(SUPPLIED MATERIAL)
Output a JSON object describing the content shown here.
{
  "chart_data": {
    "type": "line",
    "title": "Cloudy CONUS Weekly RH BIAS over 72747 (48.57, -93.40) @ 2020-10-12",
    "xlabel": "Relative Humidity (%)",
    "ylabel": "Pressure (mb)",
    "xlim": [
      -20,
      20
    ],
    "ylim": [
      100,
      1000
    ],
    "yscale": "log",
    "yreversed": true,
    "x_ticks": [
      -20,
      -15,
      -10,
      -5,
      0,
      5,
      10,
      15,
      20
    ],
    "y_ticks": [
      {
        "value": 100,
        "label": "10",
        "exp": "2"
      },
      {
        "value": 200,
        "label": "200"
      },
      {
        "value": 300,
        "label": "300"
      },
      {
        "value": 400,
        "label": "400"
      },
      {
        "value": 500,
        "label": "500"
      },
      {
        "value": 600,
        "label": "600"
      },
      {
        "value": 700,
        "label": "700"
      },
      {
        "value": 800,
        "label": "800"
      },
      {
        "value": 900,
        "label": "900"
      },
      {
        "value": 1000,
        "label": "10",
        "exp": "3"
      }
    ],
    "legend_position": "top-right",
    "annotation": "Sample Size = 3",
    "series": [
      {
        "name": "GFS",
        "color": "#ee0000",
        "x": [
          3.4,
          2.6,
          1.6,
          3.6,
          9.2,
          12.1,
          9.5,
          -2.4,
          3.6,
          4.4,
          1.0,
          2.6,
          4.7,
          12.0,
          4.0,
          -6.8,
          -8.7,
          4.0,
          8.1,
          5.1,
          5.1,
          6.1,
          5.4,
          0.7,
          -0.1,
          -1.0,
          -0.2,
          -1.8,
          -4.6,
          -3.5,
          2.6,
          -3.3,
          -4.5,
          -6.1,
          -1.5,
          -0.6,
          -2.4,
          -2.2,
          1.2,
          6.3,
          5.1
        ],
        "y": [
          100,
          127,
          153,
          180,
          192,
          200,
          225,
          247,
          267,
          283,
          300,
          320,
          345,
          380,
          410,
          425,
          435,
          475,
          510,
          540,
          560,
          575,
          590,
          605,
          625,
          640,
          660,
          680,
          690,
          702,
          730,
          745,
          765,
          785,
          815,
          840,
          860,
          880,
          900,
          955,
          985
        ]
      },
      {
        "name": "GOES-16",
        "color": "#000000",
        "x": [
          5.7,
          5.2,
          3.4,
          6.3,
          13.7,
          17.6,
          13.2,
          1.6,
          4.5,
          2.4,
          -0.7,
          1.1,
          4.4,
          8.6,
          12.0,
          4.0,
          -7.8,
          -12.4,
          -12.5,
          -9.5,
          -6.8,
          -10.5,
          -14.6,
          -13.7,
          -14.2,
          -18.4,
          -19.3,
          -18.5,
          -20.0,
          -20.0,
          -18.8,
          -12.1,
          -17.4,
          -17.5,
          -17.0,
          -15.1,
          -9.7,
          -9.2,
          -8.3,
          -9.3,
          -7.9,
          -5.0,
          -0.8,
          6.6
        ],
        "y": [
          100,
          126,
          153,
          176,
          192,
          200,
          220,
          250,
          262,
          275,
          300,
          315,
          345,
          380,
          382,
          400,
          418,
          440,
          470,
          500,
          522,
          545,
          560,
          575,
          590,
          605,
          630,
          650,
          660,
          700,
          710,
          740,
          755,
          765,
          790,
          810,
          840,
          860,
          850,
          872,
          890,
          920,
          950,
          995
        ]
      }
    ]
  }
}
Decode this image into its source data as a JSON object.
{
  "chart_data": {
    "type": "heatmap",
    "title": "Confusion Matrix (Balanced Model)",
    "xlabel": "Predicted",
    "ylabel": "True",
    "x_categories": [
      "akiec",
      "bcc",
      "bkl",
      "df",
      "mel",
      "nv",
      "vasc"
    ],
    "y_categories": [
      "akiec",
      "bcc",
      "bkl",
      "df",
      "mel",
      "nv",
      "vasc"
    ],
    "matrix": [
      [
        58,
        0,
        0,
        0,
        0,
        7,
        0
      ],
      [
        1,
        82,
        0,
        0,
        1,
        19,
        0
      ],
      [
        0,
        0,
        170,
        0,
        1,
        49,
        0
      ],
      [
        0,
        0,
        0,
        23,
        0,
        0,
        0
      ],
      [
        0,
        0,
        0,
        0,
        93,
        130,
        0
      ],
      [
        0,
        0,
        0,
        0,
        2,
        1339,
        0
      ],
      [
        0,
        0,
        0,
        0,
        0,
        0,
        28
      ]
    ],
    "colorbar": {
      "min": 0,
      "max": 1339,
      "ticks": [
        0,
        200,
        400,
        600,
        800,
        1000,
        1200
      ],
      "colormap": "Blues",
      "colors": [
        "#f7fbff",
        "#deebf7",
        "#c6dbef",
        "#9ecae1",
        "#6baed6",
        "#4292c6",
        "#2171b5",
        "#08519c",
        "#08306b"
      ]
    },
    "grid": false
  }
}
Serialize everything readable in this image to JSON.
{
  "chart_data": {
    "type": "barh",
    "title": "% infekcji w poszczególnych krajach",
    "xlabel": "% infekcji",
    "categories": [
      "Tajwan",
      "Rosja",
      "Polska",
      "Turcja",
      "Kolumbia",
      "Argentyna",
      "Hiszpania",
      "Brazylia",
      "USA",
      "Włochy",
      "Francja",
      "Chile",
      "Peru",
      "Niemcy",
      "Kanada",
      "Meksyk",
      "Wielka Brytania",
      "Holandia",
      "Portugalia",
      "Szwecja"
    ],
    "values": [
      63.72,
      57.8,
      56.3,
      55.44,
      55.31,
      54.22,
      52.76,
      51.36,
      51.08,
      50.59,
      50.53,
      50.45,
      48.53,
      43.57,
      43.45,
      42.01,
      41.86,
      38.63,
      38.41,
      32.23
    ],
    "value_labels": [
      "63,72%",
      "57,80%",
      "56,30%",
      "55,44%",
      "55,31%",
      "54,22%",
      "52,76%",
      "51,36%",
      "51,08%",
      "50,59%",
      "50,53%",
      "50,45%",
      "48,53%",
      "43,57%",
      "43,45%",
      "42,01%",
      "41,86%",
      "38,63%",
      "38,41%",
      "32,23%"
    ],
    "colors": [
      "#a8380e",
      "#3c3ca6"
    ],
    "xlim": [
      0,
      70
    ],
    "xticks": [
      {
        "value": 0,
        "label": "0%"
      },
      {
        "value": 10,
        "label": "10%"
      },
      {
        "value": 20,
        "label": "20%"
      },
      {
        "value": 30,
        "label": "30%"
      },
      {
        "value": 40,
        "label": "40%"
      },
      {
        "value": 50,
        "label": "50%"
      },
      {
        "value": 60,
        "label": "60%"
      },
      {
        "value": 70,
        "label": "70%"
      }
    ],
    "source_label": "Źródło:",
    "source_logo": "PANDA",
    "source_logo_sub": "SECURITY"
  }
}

(TASK DESCRIPTION)
Each line above must be printed exactly as it appears.

(COMPLETE OUTPUT)
Output a JSON object describing the content shown here.
{
  "chart_data": {
    "type": "line",
    "title": "Cloudy CONUS Weekly RH BIAS over 72747 (48.57, -93.40) @ 2020-10-12",
    "xlabel": "Relative Humidity (%)",
    "ylabel": "Pressure (mb)",
    "xlim": [
      -20,
      20
    ],
    "ylim": [
      100,
      1000
    ],
    "yscale": "log",
    "yreversed": true,
    "x_ticks": [
      -20,
      -15,
      -10,
      -5,
      0,
      5,
      10,
      15,
      20
    ],
    "y_ticks": [
      {
        "value": 100,
        "label": "10",
        "exp": "2"
      },
      {
        "value": 200,
        "label": "200"
      },
      {
        "value": 300,
        "label": "300"
      },
      {
        "value": 400,
        "label": "400"
      },
      {
        "value": 500,
        "label": "500"
      },
      {
        "value": 600,
        "label": "600"
      },
      {
        "value": 700,
        "label": "700"
      },
      {
        "value": 800,
        "label": "800"
      },
      {
        "value": 900,
        "label": "900"
      },
      {
        "value": 1000,
        "label": "10",
        "exp": "3"
      }
    ],
    "legend_position": "top-right",
    "annotation": "Sample Size = 3",
    "series": [
      {
        "name": "GFS",
        "color": "#ee0000",
        "x": [
          3.4,
          2.6,
          1.6,
          3.6,
          9.2,
          12.1,
          9.5,
          -2.4,
          3.6,
          4.4,
          1.0,
          2.6,
          4.7,
          12.0,
          4.0,
          -6.8,
          -8.7,
          4.0,
          8.1,
          5.1,
          5.1,
          6.1,
          5.4,
          0.7,
          -0.1,
          -1.0,
          -0.2,
          -1.8,
          -4.6,
          -3.5,
          2.6,
          -3.3,
          -4.5,
          -6.1,
          -1.5,
          -0.6,
          -2.4,
          -2.2,
          1.2,
          6.3,
          5.1
        ],
        "y": [
          100,
          127,
          153,
          180,
          192,
          200,
          225,
          247,
          267,
          283,
          300,
          320,
          345,
          380,
          410,
          425,
          435,
          475,
          510,
          540,
          560,
          575,
          590,
          605,
          625,
          640,
          660,
          680,
          690,
          702,
          730,
          745,
          765,
          785,
          815,
          840,
          860,
          880,
          900,
          955,
          985
        ]
      },
      {
        "name": "GOES-16",
        "color": "#000000",
        "x": [
          5.7,
          5.2,
          3.4,
          6.3,
          13.7,
          17.6,
          13.2,
          1.6,
          4.5,
          2.4,
          -0.7,
          1.1,
          4.4,
          8.6,
          12.0,
          4.0,
          -7.8,
          -12.4,
          -12.5,
          -9.5,
          -6.8,
          -10.5,
          -14.6,
          -13.7,
          -14.2,
          -18.4,
          -19.3,
          -18.5,
          -20.0,
          -20.0,
          -18.8,
          -12.1,
          -17.4,
          -17.5,
          -17.0,
          -15.1,
          -9.7,
          -9.2,
          -8.3,
          -9.3,
          -7.9,
          -5.0,
          -0.8,
          6.6
        ],
        "y": [
          100,
          126,
          153,
          176,
          192,
          200,
          220,
          250,
          262,
          275,
          300,
          315,
          345,
          380,
          382,
          400,
          418,
          440,
          470,
          500,
          522,
          545,
          560,
          575,
          590,
          605,
          630,
          650,
          660,
          700,
          710,
          740,
          755,
          765,
          790,
          810,
          840,
          860,
          850,
          872,
          890,
          920,
          950,
          995
        ]
      }
    ]
  }
}
Decode this image into its source data as a JSON object.
{
  "chart_data": {
    "type": "heatmap",
    "title": "Confusion Matrix (Balanced Model)",
    "xlabel": "Predicted",
    "ylabel": "True",
    "x_categories": [
      "akiec",
      "bcc",
      "bkl",
      "df",
      "mel",
      "nv",
      "vasc"
    ],
    "y_categories": [
      "akiec",
      "bcc",
      "bkl",
      "df",
      "mel",
      "nv",
      "vasc"
    ],
    "matrix": [
      [
        58,
        0,
        0,
        0,
        0,
        7,
        0
      ],
      [
        1,
        82,
        0,
        0,
        1,
        19,
        0
      ],
      [
        0,
        0,
        170,
        0,
        1,
        49,
        0
      ],
      [
        0,
        0,
        0,
        23,
        0,
        0,
        0
      ],
      [
        0,
        0,
        0,
        0,
        93,
        130,
        0
      ],
      [
        0,
        0,
        0,
        0,
        2,
        1339,
        0
      ],
      [
        0,
        0,
        0,
        0,
        0,
        0,
        28
      ]
    ],
    "colorbar": {
      "min": 0,
      "max": 1339,
      "ticks": [
        0,
        200,
        400,
        600,
        800,
        1000,
        1200
      ],
      "colormap": "Blues",
      "colors": [
        "#f7fbff",
        "#deebf7",
        "#c6dbef",
        "#9ecae1",
        "#6baed6",
        "#4292c6",
        "#2171b5",
        "#08519c",
        "#08306b"
      ]
    },
    "grid": false
  }
}
Serialize everything readable in this image to JSON.
{
  "chart_data": {
    "type": "barh",
    "title": "% infekcji w poszczególnych krajach",
    "xlabel": "% infekcji",
    "categories": [
      "Tajwan",
      "Rosja",
      "Polska",
      "Turcja",
      "Kolumbia",
      "Argentyna",
      "Hiszpania",
      "Brazylia",
      "USA",
      "Włochy",
      "Francja",
      "Chile",
      "Peru",
      "Niemcy",
      "Kanada",
      "Meksyk",
      "Wielka Brytania",
      "Holandia",
      "Portugalia",
      "Szwecja"
    ],
    "values": [
      63.72,
      57.8,
      56.3,
      55.44,
      55.31,
      54.22,
      52.76,
      51.36,
      51.08,
      50.59,
      50.53,
      50.45,
      48.53,
      43.57,
      43.45,
      42.01,
      41.86,
      38.63,
      38.41,
      32.23
    ],
    "value_labels": [
      "63,72%",
      "57,80%",
      "56,30%",
      "55,44%",
      "55,31%",
      "54,22%",
      "52,76%",
      "51,36%",
      "51,08%",
      "50,59%",
      "50,53%",
      "50,45%",
      "48,53%",
      "43,57%",
      "43,45%",
      "42,01%",
      "41,86%",
      "38,63%",
      "38,41%",
      "32,23%"
    ],
    "colors": [
      "#a8380e",
      "#3c3ca6"
    ],
    "xlim": [
      0,
      70
    ],
    "xticks": [
      {
        "value": 0,
        "label": "0%"
      },
      {
        "value": 10,
        "label": "10%"
      },
      {
        "value": 20,
        "label": "20%"
      },
      {
        "value": 30,
        "label": "30%"
      },
      {
        "value": 40,
        "label": "40%"
      },
      {
        "value": 50,
        "label": "50%"
      },
      {
        "value": 60,
        "label": "60%"
      },
      {
        "value": 70,
        "label": "70%"
      }
    ],
    "source_label": "Źródło:",
    "source_logo": "PANDA",
    "source_logo_sub": "SECURITY"
  }
}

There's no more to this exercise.